DIRECTION: Only the pictures are omitted; repeat all other data exactly.

── GIVEN RECORDS ──

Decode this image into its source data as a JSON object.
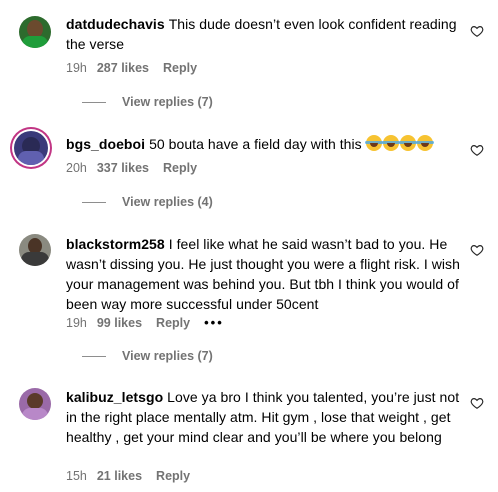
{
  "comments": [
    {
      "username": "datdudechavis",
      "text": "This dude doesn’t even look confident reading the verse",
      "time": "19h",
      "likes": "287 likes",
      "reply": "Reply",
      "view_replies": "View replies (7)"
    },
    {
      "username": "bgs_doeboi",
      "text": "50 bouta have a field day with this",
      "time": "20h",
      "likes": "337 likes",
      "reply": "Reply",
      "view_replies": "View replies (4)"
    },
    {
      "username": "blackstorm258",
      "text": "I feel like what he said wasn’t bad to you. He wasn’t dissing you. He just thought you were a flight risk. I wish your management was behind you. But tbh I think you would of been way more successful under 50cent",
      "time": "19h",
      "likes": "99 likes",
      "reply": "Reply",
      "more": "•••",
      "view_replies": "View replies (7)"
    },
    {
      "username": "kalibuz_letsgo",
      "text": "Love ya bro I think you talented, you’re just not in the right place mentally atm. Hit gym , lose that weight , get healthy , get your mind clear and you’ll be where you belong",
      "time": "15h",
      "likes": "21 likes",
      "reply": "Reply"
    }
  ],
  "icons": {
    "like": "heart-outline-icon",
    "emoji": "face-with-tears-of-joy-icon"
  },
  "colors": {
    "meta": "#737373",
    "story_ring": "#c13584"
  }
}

───

RESPONSE TO THIS EXERCISE:
Decode this image into its source data as a JSON object.
{
  "comments": [
    {
      "username": "datdudechavis",
      "text": "This dude doesn’t even look confident reading the verse",
      "time": "19h",
      "likes": "287 likes",
      "reply": "Reply",
      "view_replies": "View replies (7)"
    },
    {
      "username": "bgs_doeboi",
      "text": "50 bouta have a field day with this",
      "time": "20h",
      "likes": "337 likes",
      "reply": "Reply",
      "view_replies": "View replies (4)"
    },
    {
      "username": "blackstorm258",
      "text": "I feel like what he said wasn’t bad to you. He wasn’t dissing you. He just thought you were a flight risk. I wish your management was behind you. But tbh I think you would of been way more successful under 50cent",
      "time": "19h",
      "likes": "99 likes",
      "reply": "Reply",
      "more": "•••",
      "view_replies": "View replies (7)"
    },
    {
      "username": "kalibuz_letsgo",
      "text": "Love ya bro I think you talented, you’re just not in the right place mentally atm. Hit gym , lose that weight , get healthy , get your mind clear and you’ll be where you belong",
      "time": "15h",
      "likes": "21 likes",
      "reply": "Reply"
    }
  ],
  "icons": {
    "like": "heart-outline-icon",
    "emoji": "face-with-tears-of-joy-icon"
  },
  "colors": {
    "meta": "#737373",
    "story_ring": "#c13584"
  }
}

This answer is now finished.